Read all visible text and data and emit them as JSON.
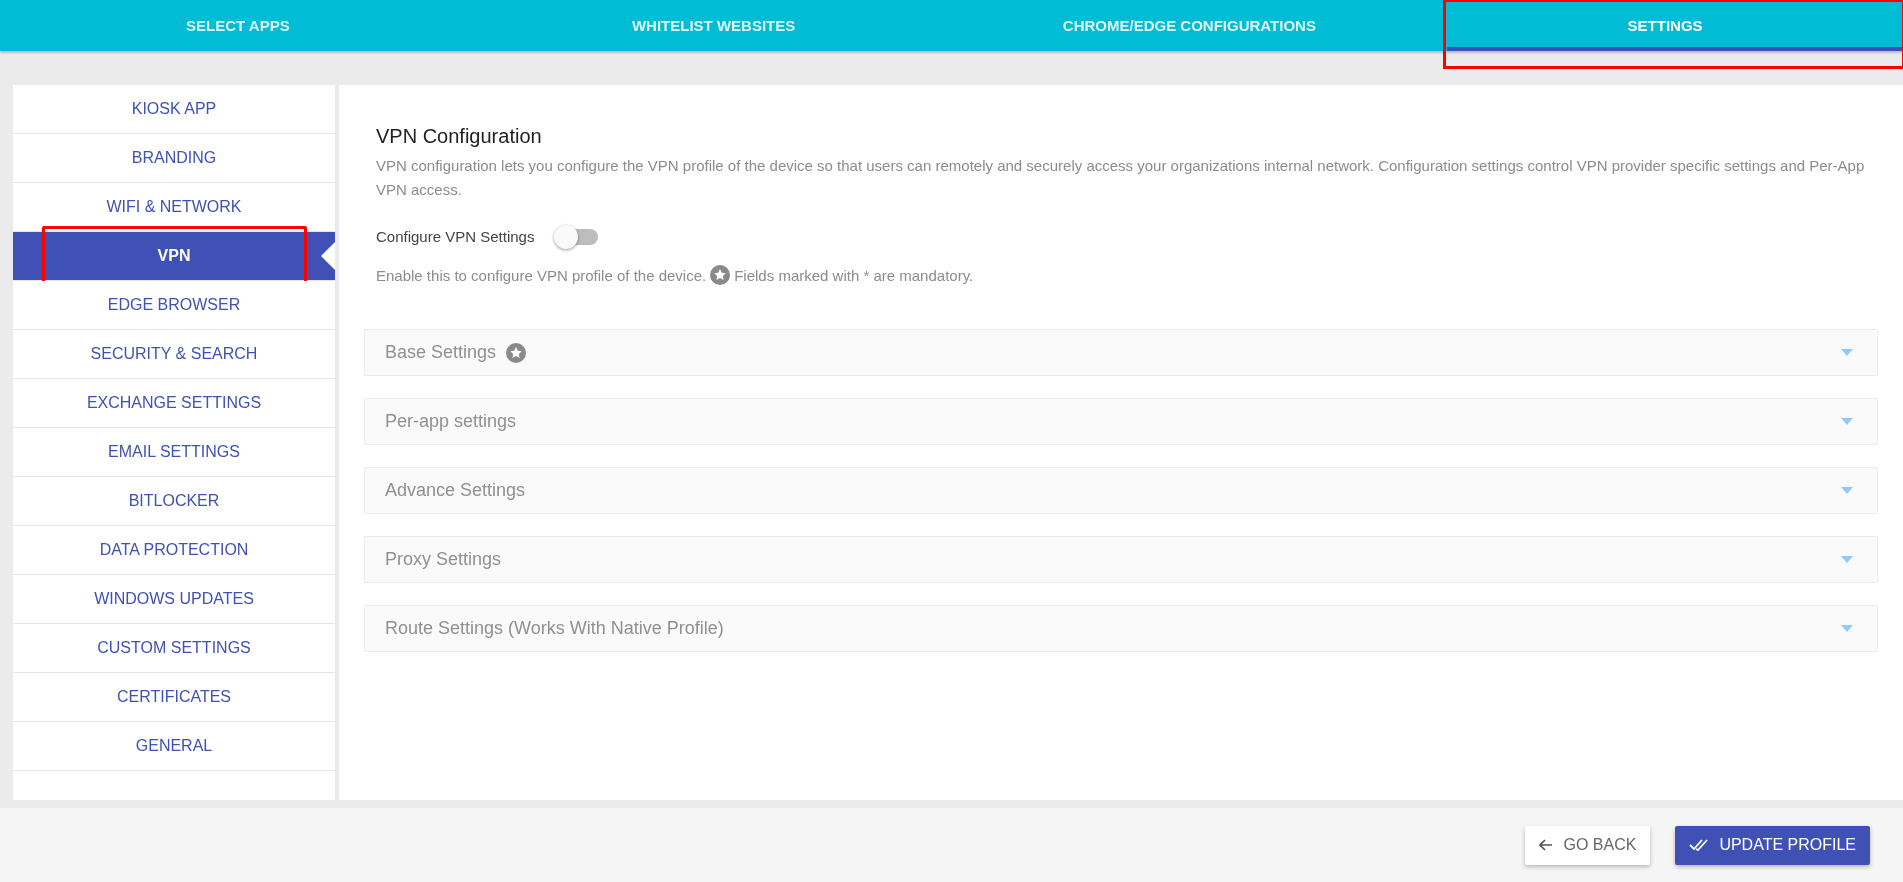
{
  "tabs": [
    {
      "label": "SELECT APPS",
      "selected": false,
      "highlighted": false
    },
    {
      "label": "WHITELIST WEBSITES",
      "selected": false,
      "highlighted": false
    },
    {
      "label": "CHROME/EDGE CONFIGURATIONS",
      "selected": false,
      "highlighted": false
    },
    {
      "label": "SETTINGS",
      "selected": true,
      "highlighted": true
    }
  ],
  "sidebar": {
    "items": [
      {
        "label": "KIOSK APP",
        "selected": false,
        "highlighted": false
      },
      {
        "label": "BRANDING",
        "selected": false,
        "highlighted": false
      },
      {
        "label": "WIFI & NETWORK",
        "selected": false,
        "highlighted": false
      },
      {
        "label": "VPN",
        "selected": true,
        "highlighted": true
      },
      {
        "label": "EDGE BROWSER",
        "selected": false,
        "highlighted": false
      },
      {
        "label": "SECURITY & SEARCH",
        "selected": false,
        "highlighted": false
      },
      {
        "label": "EXCHANGE SETTINGS",
        "selected": false,
        "highlighted": false
      },
      {
        "label": "EMAIL SETTINGS",
        "selected": false,
        "highlighted": false
      },
      {
        "label": "BITLOCKER",
        "selected": false,
        "highlighted": false
      },
      {
        "label": "DATA PROTECTION",
        "selected": false,
        "highlighted": false
      },
      {
        "label": "WINDOWS UPDATES",
        "selected": false,
        "highlighted": false
      },
      {
        "label": "CUSTOM SETTINGS",
        "selected": false,
        "highlighted": false
      },
      {
        "label": "CERTIFICATES",
        "selected": false,
        "highlighted": false
      },
      {
        "label": "GENERAL",
        "selected": false,
        "highlighted": false
      }
    ]
  },
  "content": {
    "title": "VPN Configuration",
    "description": "VPN configuration lets you configure the VPN profile of the device so that users can remotely and securely access your organizations internal network. Configuration settings control VPN provider specific settings and Per-App VPN access.",
    "toggle": {
      "label": "Configure VPN Settings",
      "on": false
    },
    "note_before": "Enable this to configure VPN profile of the device.",
    "note_after": "Fields marked with * are mandatory.",
    "sections": [
      {
        "title": "Base Settings",
        "mandatory": true,
        "expanded": false
      },
      {
        "title": "Per-app settings",
        "mandatory": false,
        "expanded": false
      },
      {
        "title": "Advance Settings",
        "mandatory": false,
        "expanded": false
      },
      {
        "title": "Proxy Settings",
        "mandatory": false,
        "expanded": false
      },
      {
        "title": "Route Settings (Works With Native Profile)",
        "mandatory": false,
        "expanded": false
      }
    ]
  },
  "footer": {
    "buttons": [
      {
        "label": "GO BACK",
        "kind": "back"
      },
      {
        "label": "UPDATE PROFILE",
        "kind": "primary"
      }
    ]
  }
}
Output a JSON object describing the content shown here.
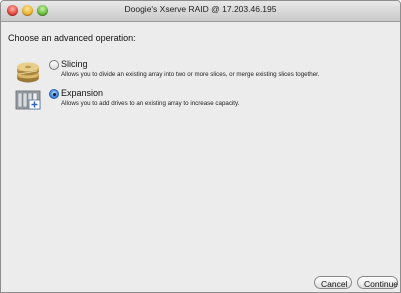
{
  "window": {
    "title": "Doogie's Xserve RAID @ 17.203.46.195"
  },
  "heading": "Choose an advanced operation:",
  "options": [
    {
      "name": "Slicing",
      "description": "Allows you to divide an existing array into two or more slices, or merge existing slices together.",
      "selected": false,
      "icon": "disk-slices-icon"
    },
    {
      "name": "Expansion",
      "description": "Allows you to add drives to an existing array to increase capacity.",
      "selected": true,
      "icon": "drive-expansion-icon"
    }
  ],
  "buttons": {
    "cancel": "Cancel",
    "continue": "Continue"
  }
}
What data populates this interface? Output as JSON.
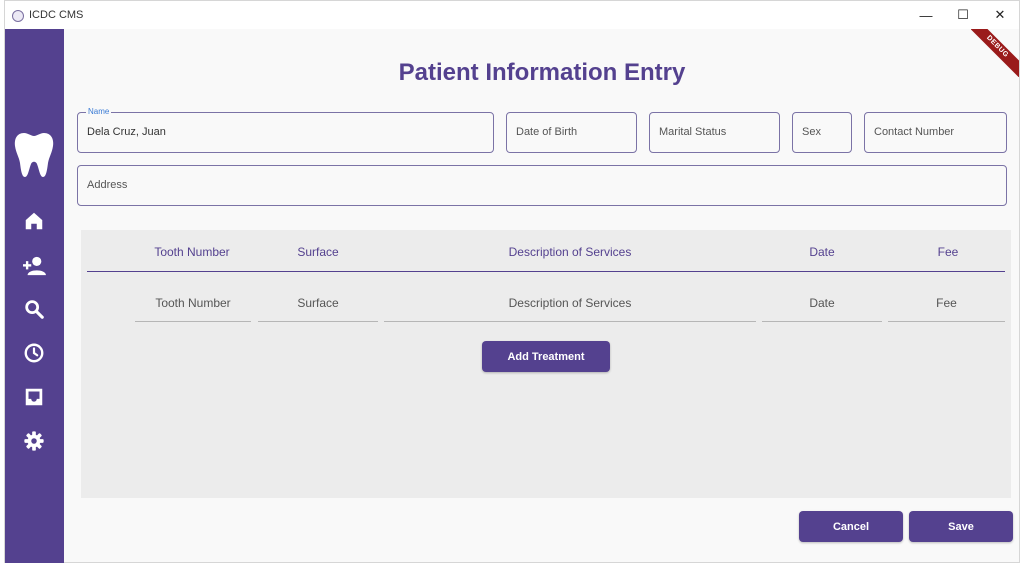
{
  "app": {
    "title": "ICDC CMS"
  },
  "window_controls": {
    "minimize": "—",
    "maximize": "☐",
    "close": "✕"
  },
  "debug_banner": "DEBUG",
  "sidebar": {
    "items": [
      {
        "name": "home",
        "icon": "home-icon"
      },
      {
        "name": "add-patient",
        "icon": "person-add-icon"
      },
      {
        "name": "search",
        "icon": "search-icon"
      },
      {
        "name": "history",
        "icon": "clock-icon"
      },
      {
        "name": "inbox",
        "icon": "inbox-icon"
      },
      {
        "name": "settings",
        "icon": "gear-icon"
      }
    ],
    "logo_icon": "tooth-icon"
  },
  "page": {
    "title": "Patient Information Entry"
  },
  "form": {
    "name": {
      "label": "Name",
      "value": "Dela Cruz, Juan"
    },
    "date_of_birth": {
      "placeholder": "Date of Birth"
    },
    "marital_status": {
      "placeholder": "Marital Status"
    },
    "sex": {
      "placeholder": "Sex"
    },
    "contact_number": {
      "placeholder": "Contact Number"
    },
    "address": {
      "placeholder": "Address"
    }
  },
  "treatments": {
    "columns": [
      "Tooth Number",
      "Surface",
      "Description of Services",
      "Date",
      "Fee"
    ],
    "row_placeholders": [
      "Tooth Number",
      "Surface",
      "Description of Services",
      "Date",
      "Fee"
    ],
    "add_button": "Add Treatment"
  },
  "actions": {
    "cancel": "Cancel",
    "save": "Save"
  },
  "colors": {
    "primary": "#54418f",
    "accent_label": "#3a7bd5",
    "panel_bg": "#ececec",
    "debug_ribbon": "#9a1b1b"
  }
}
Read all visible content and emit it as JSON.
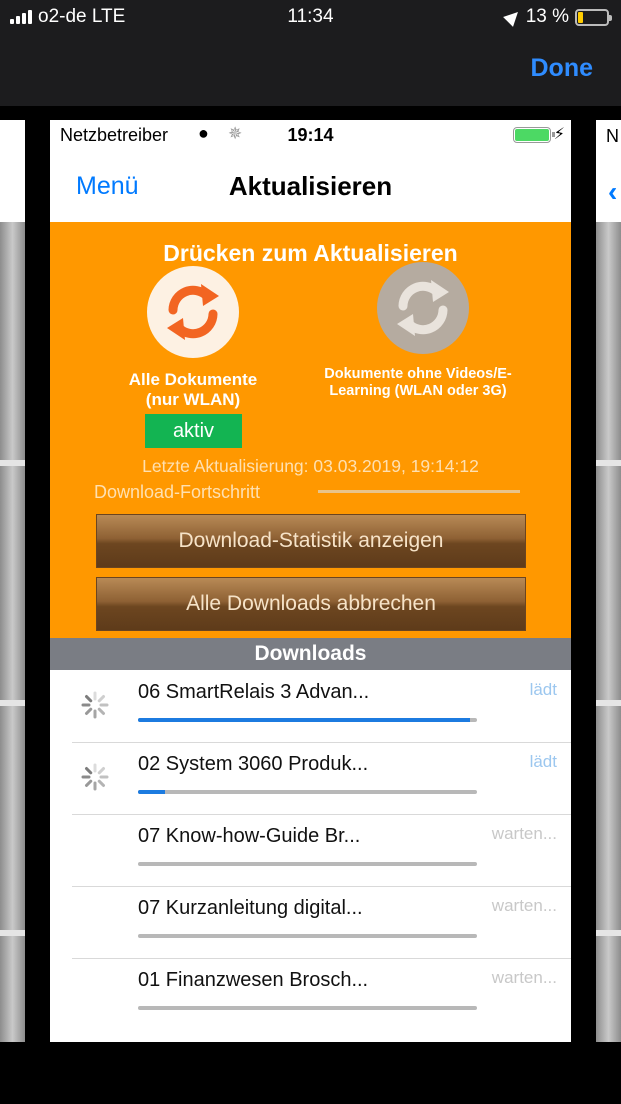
{
  "outer_status": {
    "carrier": "o2-de LTE",
    "time": "11:34",
    "battery": "13 %"
  },
  "header": {
    "done_label": "Done"
  },
  "side_cards": {
    "left_text": "",
    "right_text": "N"
  },
  "inner_status": {
    "carrier": "Netzbetreiber",
    "time": "19:14"
  },
  "nav": {
    "menu_label": "Menü",
    "title": "Aktualisieren"
  },
  "update_panel": {
    "title": "Drücken zum Aktualisieren",
    "option_all": {
      "label": "Alle Dokumente (nur WLAN)",
      "badge": "aktiv"
    },
    "option_no_video": {
      "label": "Dokumente ohne Videos/E-Learning (WLAN oder 3G)"
    },
    "last_update": "Letzte Aktualisierung: 03.03.2019, 19:14:12",
    "progress_label": "Download-Fortschritt",
    "progress": 0.0,
    "stats_button": "Download-Statistik anzeigen",
    "cancel_button": "Alle Downloads abbrechen"
  },
  "downloads": {
    "header": "Downloads",
    "items": [
      {
        "title": "06 SmartRelais 3 Advan...",
        "status": "lädt",
        "progress": 0.98,
        "loading": true
      },
      {
        "title": "02 System 3060 Produk...",
        "status": "lädt",
        "progress": 0.08,
        "loading": true
      },
      {
        "title": "07 Know-how-Guide Br...",
        "status": "warten...",
        "progress": 0,
        "loading": false
      },
      {
        "title": "07 Kurzanleitung digital...",
        "status": "warten...",
        "progress": 0,
        "loading": false
      },
      {
        "title": "01 Finanzwesen Brosch...",
        "status": "warten...",
        "progress": 0,
        "loading": false
      }
    ]
  },
  "colors": {
    "accent": "#007aff",
    "panel": "#ff9800",
    "active_badge": "#13b452",
    "progress": "#1c7be0"
  }
}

========================

### The problem
Quote every line of the records above exactly; no picture is to be copied.

### Exercise result
Read all visible text and data and emit them as JSON.
{
  "tabs": [
    {
      "label": "SELECT APPS",
      "selected": false,
      "highlighted": false
    },
    {
      "label": "WHITELIST WEBSITES",
      "selected": false,
      "highlighted": false
    },
    {
      "label": "CHROME/EDGE CONFIGURATIONS",
      "selected": false,
      "highlighted": false
    },
    {
      "label": "SETTINGS",
      "selected": true,
      "highlighted": true
    }
  ],
  "sidebar": {
    "items": [
      {
        "label": "KIOSK APP",
        "selected": false,
        "highlighted": false
      },
      {
        "label": "BRANDING",
        "selected": false,
        "highlighted": false
      },
      {
        "label": "WIFI & NETWORK",
        "selected": false,
        "highlighted": false
      },
      {
        "label": "VPN",
        "selected": true,
        "highlighted": true
      },
      {
        "label": "EDGE BROWSER",
        "selected": false,
        "highlighted": false
      },
      {
        "label": "SECURITY & SEARCH",
        "selected": false,
        "highlighted": false
      },
      {
        "label": "EXCHANGE SETTINGS",
        "selected": false,
        "highlighted": false
      },
      {
        "label": "EMAIL SETTINGS",
        "selected": false,
        "highlighted": false
      },
      {
        "label": "BITLOCKER",
        "selected": false,
        "highlighted": false
      },
      {
        "label": "DATA PROTECTION",
        "selected": false,
        "highlighted": false
      },
      {
        "label": "WINDOWS UPDATES",
        "selected": false,
        "highlighted": false
      },
      {
        "label": "CUSTOM SETTINGS",
        "selected": false,
        "highlighted": false
      },
      {
        "label": "CERTIFICATES",
        "selected": false,
        "highlighted": false
      },
      {
        "label": "GENERAL",
        "selected": false,
        "highlighted": false
      }
    ]
  },
  "content": {
    "title": "VPN Configuration",
    "description": "VPN configuration lets you configure the VPN profile of the device so that users can remotely and securely access your organizations internal network. Configuration settings control VPN provider specific settings and Per-App VPN access.",
    "toggle": {
      "label": "Configure VPN Settings",
      "on": false
    },
    "note_before": "Enable this to configure VPN profile of the device.",
    "note_after": "Fields marked with * are mandatory.",
    "sections": [
      {
        "title": "Base Settings",
        "mandatory": true,
        "expanded": false
      },
      {
        "title": "Per-app settings",
        "mandatory": false,
        "expanded": false
      },
      {
        "title": "Advance Settings",
        "mandatory": false,
        "expanded": false
      },
      {
        "title": "Proxy Settings",
        "mandatory": false,
        "expanded": false
      },
      {
        "title": "Route Settings (Works With Native Profile)",
        "mandatory": false,
        "expanded": false
      }
    ]
  },
  "footer": {
    "buttons": [
      {
        "label": "GO BACK",
        "kind": "back"
      },
      {
        "label": "UPDATE PROFILE",
        "kind": "primary"
      }
    ]
  }
}
Output a JSON object describing the content shown here.
{
  "window": {
    "title": "Doogie's Xserve RAID @ 17.203.46.195"
  },
  "heading": "Choose an advanced operation:",
  "options": [
    {
      "name": "Slicing",
      "description": "Allows you to divide an existing array into two or more slices, or merge existing slices together.",
      "selected": false,
      "icon": "disk-slices-icon"
    },
    {
      "name": "Expansion",
      "description": "Allows you to add drives to an existing array to increase capacity.",
      "selected": true,
      "icon": "drive-expansion-icon"
    }
  ],
  "buttons": {
    "cancel": "Cancel",
    "continue": "Continue"
  }
}
What data populates this interface? Output as JSON.
{
  "app": {
    "title": "ICDC CMS"
  },
  "window_controls": {
    "minimize": "—",
    "maximize": "☐",
    "close": "✕"
  },
  "debug_banner": "DEBUG",
  "sidebar": {
    "items": [
      {
        "name": "home",
        "icon": "home-icon"
      },
      {
        "name": "add-patient",
        "icon": "person-add-icon"
      },
      {
        "name": "search",
        "icon": "search-icon"
      },
      {
        "name": "history",
        "icon": "clock-icon"
      },
      {
        "name": "inbox",
        "icon": "inbox-icon"
      },
      {
        "name": "settings",
        "icon": "gear-icon"
      }
    ],
    "logo_icon": "tooth-icon"
  },
  "page": {
    "title": "Patient Information Entry"
  },
  "form": {
    "name": {
      "label": "Name",
      "value": "Dela Cruz, Juan"
    },
    "date_of_birth": {
      "placeholder": "Date of Birth"
    },
    "marital_status": {
      "placeholder": "Marital Status"
    },
    "sex": {
      "placeholder": "Sex"
    },
    "contact_number": {
      "placeholder": "Contact Number"
    },
    "address": {
      "placeholder": "Address"
    }
  },
  "treatments": {
    "columns": [
      "Tooth Number",
      "Surface",
      "Description of Services",
      "Date",
      "Fee"
    ],
    "row_placeholders": [
      "Tooth Number",
      "Surface",
      "Description of Services",
      "Date",
      "Fee"
    ],
    "add_button": "Add Treatment"
  },
  "actions": {
    "cancel": "Cancel",
    "save": "Save"
  },
  "colors": {
    "primary": "#54418f",
    "accent_label": "#3a7bd5",
    "panel_bg": "#ececec",
    "debug_ribbon": "#9a1b1b"
  }
}
Read all visible content and emit it as JSON.
{
  "outer_status": {
    "carrier": "o2-de LTE",
    "time": "11:34",
    "battery": "13 %"
  },
  "header": {
    "done_label": "Done"
  },
  "side_cards": {
    "left_text": "",
    "right_text": "N"
  },
  "inner_status": {
    "carrier": "Netzbetreiber",
    "time": "19:14"
  },
  "nav": {
    "menu_label": "Menü",
    "title": "Aktualisieren"
  },
  "update_panel": {
    "title": "Drücken zum Aktualisieren",
    "option_all": {
      "label": "Alle Dokumente (nur WLAN)",
      "badge": "aktiv"
    },
    "option_no_video": {
      "label": "Dokumente ohne Videos/E-Learning (WLAN oder 3G)"
    },
    "last_update": "Letzte Aktualisierung: 03.03.2019, 19:14:12",
    "progress_label": "Download-Fortschritt",
    "progress": 0.0,
    "stats_button": "Download-Statistik anzeigen",
    "cancel_button": "Alle Downloads abbrechen"
  },
  "downloads": {
    "header": "Downloads",
    "items": [
      {
        "title": "06 SmartRelais 3 Advan...",
        "status": "lädt",
        "progress": 0.98,
        "loading": true
      },
      {
        "title": "02 System 3060 Produk...",
        "status": "lädt",
        "progress": 0.08,
        "loading": true
      },
      {
        "title": "07 Know-how-Guide Br...",
        "status": "warten...",
        "progress": 0,
        "loading": false
      },
      {
        "title": "07 Kurzanleitung digital...",
        "status": "warten...",
        "progress": 0,
        "loading": false
      },
      {
        "title": "01 Finanzwesen Brosch...",
        "status": "warten...",
        "progress": 0,
        "loading": false
      }
    ]
  },
  "colors": {
    "accent": "#007aff",
    "panel": "#ff9800",
    "active_badge": "#13b452",
    "progress": "#1c7be0"
  }
}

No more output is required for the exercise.